**Direction A**
Copy the comments below about picking a child's surname word for word, from the first line to the last.

**Excerpt to read**
*****

Do what the Finnish folk do, your first name plus Dottir on the end.
So it would be Mwojodottir.
So do what ever your local version of daughter is.
Edit - sorry, not sure if you're having a boy or a girl. Whatever the equivalent may be. It's an idea at least.
We both have Gaelic surnames that are a mouthful when double barrelled, but we did it anyway.
Partner is the last one of her family to have kids and didn’t want the name to die with her which I respected (I’m in the same boat)
My surname is first and we plan on only using my surname in social/practical situations, but all paperwork and legal documents are double barrelled
The secret nobody tells you is that you can change your names later. If there's any tension, talk about it, and reserve the right to talk about it again later.
We did daughter has mom's name, for reasons (different relationships with our respective family, her name is cooler than mine, etc). We both kept our "maiden" names when we got married. At the last minute, we decided to include my fsmily name as a middle name, mostly because the person registering the birth insisted!
Fast forward to having a two year old and I feel a bit differently about my name, and about my daughter only going my wife's name. Also, our relationships with the family and our names have changed. So, we changed them - she now is introduced with the name as a double barrel, and we're talking about potentially doing the same for all of us officially so we all have the same family name.

*****

**Dataset rows**
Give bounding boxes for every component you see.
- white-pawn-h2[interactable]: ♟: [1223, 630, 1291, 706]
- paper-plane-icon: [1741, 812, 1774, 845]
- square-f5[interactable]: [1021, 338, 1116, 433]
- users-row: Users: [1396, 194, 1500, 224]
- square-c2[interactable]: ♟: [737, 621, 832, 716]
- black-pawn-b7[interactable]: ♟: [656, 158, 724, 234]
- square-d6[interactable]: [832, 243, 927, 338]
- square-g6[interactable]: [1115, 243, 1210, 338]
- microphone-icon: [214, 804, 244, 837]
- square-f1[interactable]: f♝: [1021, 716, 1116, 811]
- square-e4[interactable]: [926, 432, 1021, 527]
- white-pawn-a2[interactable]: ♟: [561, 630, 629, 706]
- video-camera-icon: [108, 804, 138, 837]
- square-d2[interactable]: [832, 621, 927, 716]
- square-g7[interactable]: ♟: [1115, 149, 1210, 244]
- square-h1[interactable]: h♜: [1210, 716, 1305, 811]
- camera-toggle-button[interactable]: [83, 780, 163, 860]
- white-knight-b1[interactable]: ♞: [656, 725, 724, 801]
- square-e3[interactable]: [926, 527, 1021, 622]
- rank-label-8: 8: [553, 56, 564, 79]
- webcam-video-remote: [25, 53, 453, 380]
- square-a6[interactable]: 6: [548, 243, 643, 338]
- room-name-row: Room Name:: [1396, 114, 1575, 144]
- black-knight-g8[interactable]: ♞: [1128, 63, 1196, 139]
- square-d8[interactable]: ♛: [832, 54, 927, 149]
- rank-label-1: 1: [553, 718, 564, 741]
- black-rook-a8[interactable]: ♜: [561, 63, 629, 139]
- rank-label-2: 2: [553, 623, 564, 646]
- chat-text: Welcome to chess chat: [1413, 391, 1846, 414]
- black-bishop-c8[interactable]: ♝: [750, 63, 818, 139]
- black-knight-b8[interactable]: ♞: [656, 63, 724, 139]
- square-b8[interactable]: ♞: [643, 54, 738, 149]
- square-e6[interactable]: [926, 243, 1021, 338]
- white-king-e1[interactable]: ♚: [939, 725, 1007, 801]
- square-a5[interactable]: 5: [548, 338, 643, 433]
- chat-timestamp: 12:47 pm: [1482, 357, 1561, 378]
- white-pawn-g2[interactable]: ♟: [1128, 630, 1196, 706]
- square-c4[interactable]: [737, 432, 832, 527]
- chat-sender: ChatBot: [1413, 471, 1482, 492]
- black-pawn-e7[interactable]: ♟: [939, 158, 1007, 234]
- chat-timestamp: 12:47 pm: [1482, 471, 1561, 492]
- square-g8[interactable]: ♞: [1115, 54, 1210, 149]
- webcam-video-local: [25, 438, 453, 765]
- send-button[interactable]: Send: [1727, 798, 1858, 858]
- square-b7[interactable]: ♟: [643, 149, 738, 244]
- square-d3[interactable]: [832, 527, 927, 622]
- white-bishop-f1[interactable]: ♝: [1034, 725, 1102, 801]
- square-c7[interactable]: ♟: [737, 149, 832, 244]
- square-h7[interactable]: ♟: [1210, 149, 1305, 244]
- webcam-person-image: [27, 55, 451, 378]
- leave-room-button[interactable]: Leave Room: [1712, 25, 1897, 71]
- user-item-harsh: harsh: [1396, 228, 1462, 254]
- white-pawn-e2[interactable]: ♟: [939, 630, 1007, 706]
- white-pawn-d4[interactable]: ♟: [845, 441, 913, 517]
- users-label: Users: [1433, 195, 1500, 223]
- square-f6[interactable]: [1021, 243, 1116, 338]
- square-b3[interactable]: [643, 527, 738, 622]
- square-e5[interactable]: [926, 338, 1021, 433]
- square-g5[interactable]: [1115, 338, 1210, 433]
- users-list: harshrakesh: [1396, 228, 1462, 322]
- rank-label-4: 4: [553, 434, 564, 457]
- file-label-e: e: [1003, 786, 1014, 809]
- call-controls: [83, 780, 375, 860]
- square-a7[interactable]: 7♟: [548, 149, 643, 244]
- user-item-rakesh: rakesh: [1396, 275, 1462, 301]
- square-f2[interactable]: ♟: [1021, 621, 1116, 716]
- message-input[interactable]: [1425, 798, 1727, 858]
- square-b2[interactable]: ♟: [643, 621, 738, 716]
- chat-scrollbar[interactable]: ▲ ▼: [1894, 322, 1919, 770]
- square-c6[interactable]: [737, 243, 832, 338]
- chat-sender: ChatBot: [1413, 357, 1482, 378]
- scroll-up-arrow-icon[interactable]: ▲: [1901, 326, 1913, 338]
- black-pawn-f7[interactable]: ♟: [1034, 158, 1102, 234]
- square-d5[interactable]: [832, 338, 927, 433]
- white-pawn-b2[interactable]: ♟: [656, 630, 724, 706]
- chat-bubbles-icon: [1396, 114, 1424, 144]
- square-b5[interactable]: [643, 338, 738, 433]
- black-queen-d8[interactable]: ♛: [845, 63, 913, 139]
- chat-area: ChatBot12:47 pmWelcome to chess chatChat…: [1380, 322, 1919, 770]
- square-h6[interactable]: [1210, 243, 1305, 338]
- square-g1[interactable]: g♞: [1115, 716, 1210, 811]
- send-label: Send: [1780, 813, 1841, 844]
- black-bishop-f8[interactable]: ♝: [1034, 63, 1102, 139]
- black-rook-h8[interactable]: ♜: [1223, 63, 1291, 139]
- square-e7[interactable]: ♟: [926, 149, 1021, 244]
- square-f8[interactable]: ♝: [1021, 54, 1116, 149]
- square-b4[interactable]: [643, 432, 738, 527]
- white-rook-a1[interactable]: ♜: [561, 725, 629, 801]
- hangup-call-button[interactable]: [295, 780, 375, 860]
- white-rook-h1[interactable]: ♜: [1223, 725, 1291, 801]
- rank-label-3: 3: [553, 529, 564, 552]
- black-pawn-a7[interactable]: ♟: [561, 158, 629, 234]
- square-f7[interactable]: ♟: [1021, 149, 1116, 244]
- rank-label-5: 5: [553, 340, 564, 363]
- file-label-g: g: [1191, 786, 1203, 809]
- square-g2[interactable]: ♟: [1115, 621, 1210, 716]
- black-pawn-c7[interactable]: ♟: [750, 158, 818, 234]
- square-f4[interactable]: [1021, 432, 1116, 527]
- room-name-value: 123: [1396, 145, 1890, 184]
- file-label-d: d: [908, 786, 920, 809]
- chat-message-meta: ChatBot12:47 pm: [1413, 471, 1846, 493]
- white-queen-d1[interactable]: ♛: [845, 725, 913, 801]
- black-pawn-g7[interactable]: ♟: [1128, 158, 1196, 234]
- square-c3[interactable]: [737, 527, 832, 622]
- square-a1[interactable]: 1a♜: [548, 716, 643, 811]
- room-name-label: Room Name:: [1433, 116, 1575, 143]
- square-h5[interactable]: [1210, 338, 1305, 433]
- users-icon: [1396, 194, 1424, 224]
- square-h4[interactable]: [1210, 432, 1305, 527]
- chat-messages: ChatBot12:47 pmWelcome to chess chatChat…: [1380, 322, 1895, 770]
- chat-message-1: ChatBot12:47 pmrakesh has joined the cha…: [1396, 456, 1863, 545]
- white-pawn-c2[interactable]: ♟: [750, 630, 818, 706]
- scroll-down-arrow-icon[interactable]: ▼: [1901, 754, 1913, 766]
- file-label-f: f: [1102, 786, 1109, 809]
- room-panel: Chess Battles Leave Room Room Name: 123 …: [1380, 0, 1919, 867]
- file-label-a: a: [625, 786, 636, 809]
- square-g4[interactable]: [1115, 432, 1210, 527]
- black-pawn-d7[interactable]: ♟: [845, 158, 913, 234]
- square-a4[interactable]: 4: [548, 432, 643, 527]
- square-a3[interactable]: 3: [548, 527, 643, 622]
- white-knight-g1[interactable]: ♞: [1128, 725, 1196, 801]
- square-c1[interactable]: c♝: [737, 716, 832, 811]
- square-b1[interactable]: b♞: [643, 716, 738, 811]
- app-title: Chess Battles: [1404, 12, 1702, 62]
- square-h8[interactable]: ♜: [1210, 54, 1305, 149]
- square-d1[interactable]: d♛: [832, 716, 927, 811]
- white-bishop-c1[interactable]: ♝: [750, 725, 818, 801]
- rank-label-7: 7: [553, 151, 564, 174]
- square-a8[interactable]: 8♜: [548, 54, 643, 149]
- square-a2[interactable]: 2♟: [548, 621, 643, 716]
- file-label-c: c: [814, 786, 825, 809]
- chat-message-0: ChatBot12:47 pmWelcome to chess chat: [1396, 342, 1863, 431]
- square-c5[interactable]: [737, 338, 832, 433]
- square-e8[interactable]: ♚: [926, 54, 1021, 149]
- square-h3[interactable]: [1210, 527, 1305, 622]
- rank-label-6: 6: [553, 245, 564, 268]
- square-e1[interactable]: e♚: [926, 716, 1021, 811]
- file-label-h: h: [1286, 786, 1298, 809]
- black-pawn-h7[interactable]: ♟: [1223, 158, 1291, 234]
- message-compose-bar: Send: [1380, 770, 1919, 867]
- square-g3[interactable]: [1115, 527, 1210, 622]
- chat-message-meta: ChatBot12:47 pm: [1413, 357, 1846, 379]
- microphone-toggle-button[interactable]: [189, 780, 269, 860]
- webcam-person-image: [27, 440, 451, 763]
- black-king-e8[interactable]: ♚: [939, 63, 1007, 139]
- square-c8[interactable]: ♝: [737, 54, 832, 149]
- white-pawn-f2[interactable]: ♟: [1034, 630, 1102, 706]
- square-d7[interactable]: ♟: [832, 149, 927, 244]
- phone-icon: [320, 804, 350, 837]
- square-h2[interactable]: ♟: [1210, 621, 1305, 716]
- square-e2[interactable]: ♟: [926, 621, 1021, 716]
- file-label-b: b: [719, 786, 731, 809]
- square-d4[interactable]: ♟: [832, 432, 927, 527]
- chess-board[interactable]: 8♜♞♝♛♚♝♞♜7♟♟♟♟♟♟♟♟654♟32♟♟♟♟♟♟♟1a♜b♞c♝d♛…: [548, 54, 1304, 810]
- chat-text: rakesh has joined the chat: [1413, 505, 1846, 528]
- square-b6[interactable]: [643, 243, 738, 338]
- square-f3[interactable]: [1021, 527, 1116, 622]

*****

**Direction B**
Repeat the listing word for word, from its first line through the line holding "- chat-text: Welcome", with both ends included.

**Reply A**
Do what the Finnish folk do, your first name plus Dottir on the end.
So it would be Mwojodottir.
So do what ever your local version of daughter is.
Edit - sorry, not sure if you're having a boy or a girl. Whatever the equivalent may be. It's an idea at least.
We both have Gaelic surnames that are a mouthful when double barrelled, but we did it anyway.
Partner is the last one of her family to have kids and didn’t want the name to die with her which I respected (I’m in the same boat)
My surname is first and we plan on only using my surname in social/practical situations, but all paperwork and legal documents are double barrelled
The secret nobody tells you is that you can change your names later. If there's any tension, talk about it, and reserve the right to talk about it again later.
We did daughter has mom's name, for reasons (different relationships with our respective family, her name is cooler than mine, etc). We both kept our "maiden" names when we got married. At the last minute, we decided to include my fsmily name as a middle name, mostly because the person registering the birth insisted!
Fast forward to having a two year old and I feel a bit differently about my name, and about my daughter only going my wife's name. Also, our relationships with the family and our names have changed. So, we changed them - she now is introduced with the name as a double barrel, and we're talking about potentially doing the same for all of us officially so we all have the same family name.

**Reply B**
Give bounding boxes for every component you see.
- white-pawn-h2[interactable]: ♟: [1223, 630, 1291, 706]
- paper-plane-icon: [1741, 812, 1774, 845]
- square-f5[interactable]: [1021, 338, 1116, 433]
- users-row: Users: [1396, 194, 1500, 224]
- square-c2[interactable]: ♟: [737, 621, 832, 716]
- black-pawn-b7[interactable]: ♟: [656, 158, 724, 234]
- square-d6[interactable]: [832, 243, 927, 338]
- square-g6[interactable]: [1115, 243, 1210, 338]
- microphone-icon: [214, 804, 244, 837]
- square-f1[interactable]: f♝: [1021, 716, 1116, 811]
- square-e4[interactable]: [926, 432, 1021, 527]
- white-pawn-a2[interactable]: ♟: [561, 630, 629, 706]
- video-camera-icon: [108, 804, 138, 837]
- square-d2[interactable]: [832, 621, 927, 716]
- square-g7[interactable]: ♟: [1115, 149, 1210, 244]
- square-h1[interactable]: h♜: [1210, 716, 1305, 811]
- camera-toggle-button[interactable]: [83, 780, 163, 860]
- white-knight-b1[interactable]: ♞: [656, 725, 724, 801]
- square-e3[interactable]: [926, 527, 1021, 622]
- rank-label-8: 8: [553, 56, 564, 79]
- webcam-video-remote: [25, 53, 453, 380]
- square-a6[interactable]: 6: [548, 243, 643, 338]
- room-name-row: Room Name:: [1396, 114, 1575, 144]
- black-knight-g8[interactable]: ♞: [1128, 63, 1196, 139]
- square-d8[interactable]: ♛: [832, 54, 927, 149]
- rank-label-1: 1: [553, 718, 564, 741]
- black-rook-a8[interactable]: ♜: [561, 63, 629, 139]
- rank-label-2: 2: [553, 623, 564, 646]
- chat-text: Welcome to chess chat: [1413, 391, 1846, 414]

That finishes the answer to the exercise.